What you will do: Copy every record word for word.

Data supplied:
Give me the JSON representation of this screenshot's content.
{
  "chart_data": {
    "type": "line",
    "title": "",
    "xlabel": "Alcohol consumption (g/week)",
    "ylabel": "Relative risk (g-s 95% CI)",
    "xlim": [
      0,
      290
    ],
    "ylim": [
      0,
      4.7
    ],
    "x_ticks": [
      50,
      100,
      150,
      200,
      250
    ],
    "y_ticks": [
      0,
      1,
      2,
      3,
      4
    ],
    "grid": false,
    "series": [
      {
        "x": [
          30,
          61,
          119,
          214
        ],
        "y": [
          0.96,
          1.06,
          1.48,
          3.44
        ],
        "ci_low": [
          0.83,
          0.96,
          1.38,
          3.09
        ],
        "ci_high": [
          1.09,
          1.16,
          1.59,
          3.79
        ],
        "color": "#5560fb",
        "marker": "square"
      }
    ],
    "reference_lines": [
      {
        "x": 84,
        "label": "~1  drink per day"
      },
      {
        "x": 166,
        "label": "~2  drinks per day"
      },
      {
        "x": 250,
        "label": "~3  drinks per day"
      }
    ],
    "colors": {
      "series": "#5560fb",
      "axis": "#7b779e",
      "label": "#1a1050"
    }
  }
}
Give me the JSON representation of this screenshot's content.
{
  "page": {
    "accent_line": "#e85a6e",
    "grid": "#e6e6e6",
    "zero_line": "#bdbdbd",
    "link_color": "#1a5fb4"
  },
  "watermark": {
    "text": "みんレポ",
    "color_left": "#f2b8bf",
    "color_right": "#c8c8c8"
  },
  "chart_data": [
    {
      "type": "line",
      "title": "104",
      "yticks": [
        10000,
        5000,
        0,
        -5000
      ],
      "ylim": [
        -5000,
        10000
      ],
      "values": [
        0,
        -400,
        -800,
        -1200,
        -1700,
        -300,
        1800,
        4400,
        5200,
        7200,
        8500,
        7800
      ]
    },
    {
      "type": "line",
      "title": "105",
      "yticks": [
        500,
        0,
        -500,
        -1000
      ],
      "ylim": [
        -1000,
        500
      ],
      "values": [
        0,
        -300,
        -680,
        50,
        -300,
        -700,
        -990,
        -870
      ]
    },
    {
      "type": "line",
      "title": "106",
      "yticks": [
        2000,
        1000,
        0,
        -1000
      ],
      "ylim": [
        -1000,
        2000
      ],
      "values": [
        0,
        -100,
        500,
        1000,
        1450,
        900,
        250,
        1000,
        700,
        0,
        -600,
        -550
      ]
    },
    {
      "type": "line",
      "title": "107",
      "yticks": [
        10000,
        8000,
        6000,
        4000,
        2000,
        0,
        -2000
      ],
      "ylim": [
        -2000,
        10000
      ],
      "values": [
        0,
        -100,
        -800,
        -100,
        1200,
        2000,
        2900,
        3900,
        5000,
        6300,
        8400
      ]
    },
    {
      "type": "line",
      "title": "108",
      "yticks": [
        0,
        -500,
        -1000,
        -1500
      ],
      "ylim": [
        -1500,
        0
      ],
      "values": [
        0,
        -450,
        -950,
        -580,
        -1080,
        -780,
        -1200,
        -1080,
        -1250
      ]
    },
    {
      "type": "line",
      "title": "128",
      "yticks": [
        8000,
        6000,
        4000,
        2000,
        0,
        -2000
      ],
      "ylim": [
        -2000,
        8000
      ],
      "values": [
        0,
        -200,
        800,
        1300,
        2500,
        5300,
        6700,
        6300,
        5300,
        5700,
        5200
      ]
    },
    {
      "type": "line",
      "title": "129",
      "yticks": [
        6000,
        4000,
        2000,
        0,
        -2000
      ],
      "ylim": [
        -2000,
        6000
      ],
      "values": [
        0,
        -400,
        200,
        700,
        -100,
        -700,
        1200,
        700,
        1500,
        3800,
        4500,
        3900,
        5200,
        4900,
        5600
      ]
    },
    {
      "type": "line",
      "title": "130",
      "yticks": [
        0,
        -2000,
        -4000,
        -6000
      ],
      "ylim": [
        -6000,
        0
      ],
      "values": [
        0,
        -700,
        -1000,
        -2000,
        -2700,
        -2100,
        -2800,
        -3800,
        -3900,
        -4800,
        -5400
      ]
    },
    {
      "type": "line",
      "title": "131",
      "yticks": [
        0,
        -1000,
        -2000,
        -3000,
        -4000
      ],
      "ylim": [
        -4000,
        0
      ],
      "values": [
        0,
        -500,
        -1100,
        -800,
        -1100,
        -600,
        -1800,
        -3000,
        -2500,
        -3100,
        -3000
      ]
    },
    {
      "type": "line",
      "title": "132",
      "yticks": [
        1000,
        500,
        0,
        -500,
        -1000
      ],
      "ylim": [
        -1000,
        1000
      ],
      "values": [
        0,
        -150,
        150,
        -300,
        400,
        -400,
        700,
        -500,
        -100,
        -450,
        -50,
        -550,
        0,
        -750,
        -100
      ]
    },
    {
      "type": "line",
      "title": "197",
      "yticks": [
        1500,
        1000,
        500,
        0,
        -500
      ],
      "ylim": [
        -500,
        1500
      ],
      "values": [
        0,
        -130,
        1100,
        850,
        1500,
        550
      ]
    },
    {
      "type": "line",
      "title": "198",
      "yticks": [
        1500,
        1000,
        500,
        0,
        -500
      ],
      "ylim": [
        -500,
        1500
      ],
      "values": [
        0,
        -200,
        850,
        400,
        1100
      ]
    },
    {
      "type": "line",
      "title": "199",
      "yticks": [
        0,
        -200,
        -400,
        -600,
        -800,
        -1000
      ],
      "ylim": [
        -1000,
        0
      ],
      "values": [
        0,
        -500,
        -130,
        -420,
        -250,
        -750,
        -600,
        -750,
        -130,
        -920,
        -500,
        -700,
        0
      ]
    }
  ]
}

Result for this exercise:
Give me the JSON representation of this screenshot's content.
{
  "chart_data": {
    "type": "line",
    "title": "",
    "xlabel": "Alcohol consumption (g/week)",
    "ylabel": "Relative risk (g-s 95% CI)",
    "xlim": [
      0,
      290
    ],
    "ylim": [
      0,
      4.7
    ],
    "x_ticks": [
      50,
      100,
      150,
      200,
      250
    ],
    "y_ticks": [
      0,
      1,
      2,
      3,
      4
    ],
    "grid": false,
    "series": [
      {
        "x": [
          30,
          61,
          119,
          214
        ],
        "y": [
          0.96,
          1.06,
          1.48,
          3.44
        ],
        "ci_low": [
          0.83,
          0.96,
          1.38,
          3.09
        ],
        "ci_high": [
          1.09,
          1.16,
          1.59,
          3.79
        ],
        "color": "#5560fb",
        "marker": "square"
      }
    ],
    "reference_lines": [
      {
        "x": 84,
        "label": "~1  drink per day"
      },
      {
        "x": 166,
        "label": "~2  drinks per day"
      },
      {
        "x": 250,
        "label": "~3  drinks per day"
      }
    ],
    "colors": {
      "series": "#5560fb",
      "axis": "#7b779e",
      "label": "#1a1050"
    }
  }
}
Give me the JSON representation of this screenshot's content.
{
  "page": {
    "accent_line": "#e85a6e",
    "grid": "#e6e6e6",
    "zero_line": "#bdbdbd",
    "link_color": "#1a5fb4"
  },
  "watermark": {
    "text": "みんレポ",
    "color_left": "#f2b8bf",
    "color_right": "#c8c8c8"
  },
  "chart_data": [
    {
      "type": "line",
      "title": "104",
      "yticks": [
        10000,
        5000,
        0,
        -5000
      ],
      "ylim": [
        -5000,
        10000
      ],
      "values": [
        0,
        -400,
        -800,
        -1200,
        -1700,
        -300,
        1800,
        4400,
        5200,
        7200,
        8500,
        7800
      ]
    },
    {
      "type": "line",
      "title": "105",
      "yticks": [
        500,
        0,
        -500,
        -1000
      ],
      "ylim": [
        -1000,
        500
      ],
      "values": [
        0,
        -300,
        -680,
        50,
        -300,
        -700,
        -990,
        -870
      ]
    },
    {
      "type": "line",
      "title": "106",
      "yticks": [
        2000,
        1000,
        0,
        -1000
      ],
      "ylim": [
        -1000,
        2000
      ],
      "values": [
        0,
        -100,
        500,
        1000,
        1450,
        900,
        250,
        1000,
        700,
        0,
        -600,
        -550
      ]
    },
    {
      "type": "line",
      "title": "107",
      "yticks": [
        10000,
        8000,
        6000,
        4000,
        2000,
        0,
        -2000
      ],
      "ylim": [
        -2000,
        10000
      ],
      "values": [
        0,
        -100,
        -800,
        -100,
        1200,
        2000,
        2900,
        3900,
        5000,
        6300,
        8400
      ]
    },
    {
      "type": "line",
      "title": "108",
      "yticks": [
        0,
        -500,
        -1000,
        -1500
      ],
      "ylim": [
        -1500,
        0
      ],
      "values": [
        0,
        -450,
        -950,
        -580,
        -1080,
        -780,
        -1200,
        -1080,
        -1250
      ]
    },
    {
      "type": "line",
      "title": "128",
      "yticks": [
        8000,
        6000,
        4000,
        2000,
        0,
        -2000
      ],
      "ylim": [
        -2000,
        8000
      ],
      "values": [
        0,
        -200,
        800,
        1300,
        2500,
        5300,
        6700,
        6300,
        5300,
        5700,
        5200
      ]
    },
    {
      "type": "line",
      "title": "129",
      "yticks": [
        6000,
        4000,
        2000,
        0,
        -2000
      ],
      "ylim": [
        -2000,
        6000
      ],
      "values": [
        0,
        -400,
        200,
        700,
        -100,
        -700,
        1200,
        700,
        1500,
        3800,
        4500,
        3900,
        5200,
        4900,
        5600
      ]
    },
    {
      "type": "line",
      "title": "130",
      "yticks": [
        0,
        -2000,
        -4000,
        -6000
      ],
      "ylim": [
        -6000,
        0
      ],
      "values": [
        0,
        -700,
        -1000,
        -2000,
        -2700,
        -2100,
        -2800,
        -3800,
        -3900,
        -4800,
        -5400
      ]
    },
    {
      "type": "line",
      "title": "131",
      "yticks": [
        0,
        -1000,
        -2000,
        -3000,
        -4000
      ],
      "ylim": [
        -4000,
        0
      ],
      "values": [
        0,
        -500,
        -1100,
        -800,
        -1100,
        -600,
        -1800,
        -3000,
        -2500,
        -3100,
        -3000
      ]
    },
    {
      "type": "line",
      "title": "132",
      "yticks": [
        1000,
        500,
        0,
        -500,
        -1000
      ],
      "ylim": [
        -1000,
        1000
      ],
      "values": [
        0,
        -150,
        150,
        -300,
        400,
        -400,
        700,
        -500,
        -100,
        -450,
        -50,
        -550,
        0,
        -750,
        -100
      ]
    },
    {
      "type": "line",
      "title": "197",
      "yticks": [
        1500,
        1000,
        500,
        0,
        -500
      ],
      "ylim": [
        -500,
        1500
      ],
      "values": [
        0,
        -130,
        1100,
        850,
        1500,
        550
      ]
    },
    {
      "type": "line",
      "title": "198",
      "yticks": [
        1500,
        1000,
        500,
        0,
        -500
      ],
      "ylim": [
        -500,
        1500
      ],
      "values": [
        0,
        -200,
        850,
        400,
        1100
      ]
    },
    {
      "type": "line",
      "title": "199",
      "yticks": [
        0,
        -200,
        -400,
        -600,
        -800,
        -1000
      ],
      "ylim": [
        -1000,
        0
      ],
      "values": [
        0,
        -500,
        -130,
        -420,
        -250,
        -750,
        -600,
        -750,
        -130,
        -920,
        -500,
        -700,
        0
      ]
    }
  ]
}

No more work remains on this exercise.